*Problem to solve*
Determine how many lines carry the word "далеко". Output that number only.

Extracted data entries

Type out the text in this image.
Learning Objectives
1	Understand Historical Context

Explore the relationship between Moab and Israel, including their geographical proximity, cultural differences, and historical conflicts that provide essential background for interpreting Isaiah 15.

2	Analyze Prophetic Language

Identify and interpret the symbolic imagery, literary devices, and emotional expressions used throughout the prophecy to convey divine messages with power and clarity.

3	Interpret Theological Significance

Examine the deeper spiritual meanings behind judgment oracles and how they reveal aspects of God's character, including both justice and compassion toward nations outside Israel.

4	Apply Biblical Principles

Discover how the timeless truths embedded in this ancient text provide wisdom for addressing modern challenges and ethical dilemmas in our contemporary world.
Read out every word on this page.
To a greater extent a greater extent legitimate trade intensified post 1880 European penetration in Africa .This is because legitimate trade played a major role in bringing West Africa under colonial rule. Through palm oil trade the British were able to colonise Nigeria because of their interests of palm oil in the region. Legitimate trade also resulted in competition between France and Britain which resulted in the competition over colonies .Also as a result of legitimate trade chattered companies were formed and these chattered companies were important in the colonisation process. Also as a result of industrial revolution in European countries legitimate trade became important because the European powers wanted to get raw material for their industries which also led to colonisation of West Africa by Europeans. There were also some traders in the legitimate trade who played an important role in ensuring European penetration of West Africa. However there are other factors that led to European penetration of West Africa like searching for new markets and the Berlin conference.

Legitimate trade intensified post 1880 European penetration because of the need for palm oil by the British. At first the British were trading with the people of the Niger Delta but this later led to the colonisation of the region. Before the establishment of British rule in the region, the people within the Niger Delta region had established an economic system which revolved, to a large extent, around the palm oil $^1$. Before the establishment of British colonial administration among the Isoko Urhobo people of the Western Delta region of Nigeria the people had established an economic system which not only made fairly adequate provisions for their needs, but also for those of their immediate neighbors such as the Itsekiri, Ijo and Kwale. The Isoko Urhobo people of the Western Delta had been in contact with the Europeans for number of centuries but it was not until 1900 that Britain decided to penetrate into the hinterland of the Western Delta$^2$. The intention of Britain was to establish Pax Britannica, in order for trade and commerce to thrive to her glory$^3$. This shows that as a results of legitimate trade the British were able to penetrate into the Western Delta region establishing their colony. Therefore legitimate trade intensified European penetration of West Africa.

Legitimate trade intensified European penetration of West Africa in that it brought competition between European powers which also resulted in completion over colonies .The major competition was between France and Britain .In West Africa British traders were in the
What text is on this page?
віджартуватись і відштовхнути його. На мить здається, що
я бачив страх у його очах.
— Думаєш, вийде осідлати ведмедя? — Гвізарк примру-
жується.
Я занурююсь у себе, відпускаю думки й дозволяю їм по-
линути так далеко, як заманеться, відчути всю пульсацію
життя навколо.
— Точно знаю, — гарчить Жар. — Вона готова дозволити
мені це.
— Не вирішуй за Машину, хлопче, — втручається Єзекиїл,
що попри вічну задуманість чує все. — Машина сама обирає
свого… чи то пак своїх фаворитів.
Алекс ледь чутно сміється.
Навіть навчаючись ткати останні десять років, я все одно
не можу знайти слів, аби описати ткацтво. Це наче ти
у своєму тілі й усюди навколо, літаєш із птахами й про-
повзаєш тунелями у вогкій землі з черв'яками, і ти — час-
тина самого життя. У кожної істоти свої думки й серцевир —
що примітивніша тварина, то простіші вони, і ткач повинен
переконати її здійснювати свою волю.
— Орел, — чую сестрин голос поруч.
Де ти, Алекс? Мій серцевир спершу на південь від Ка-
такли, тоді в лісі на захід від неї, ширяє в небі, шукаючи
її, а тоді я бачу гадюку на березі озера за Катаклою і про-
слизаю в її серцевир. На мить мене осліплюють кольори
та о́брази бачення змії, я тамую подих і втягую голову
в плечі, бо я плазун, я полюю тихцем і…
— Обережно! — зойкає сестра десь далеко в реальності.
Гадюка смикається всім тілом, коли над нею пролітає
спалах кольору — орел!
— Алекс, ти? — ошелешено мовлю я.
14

*Task output*
2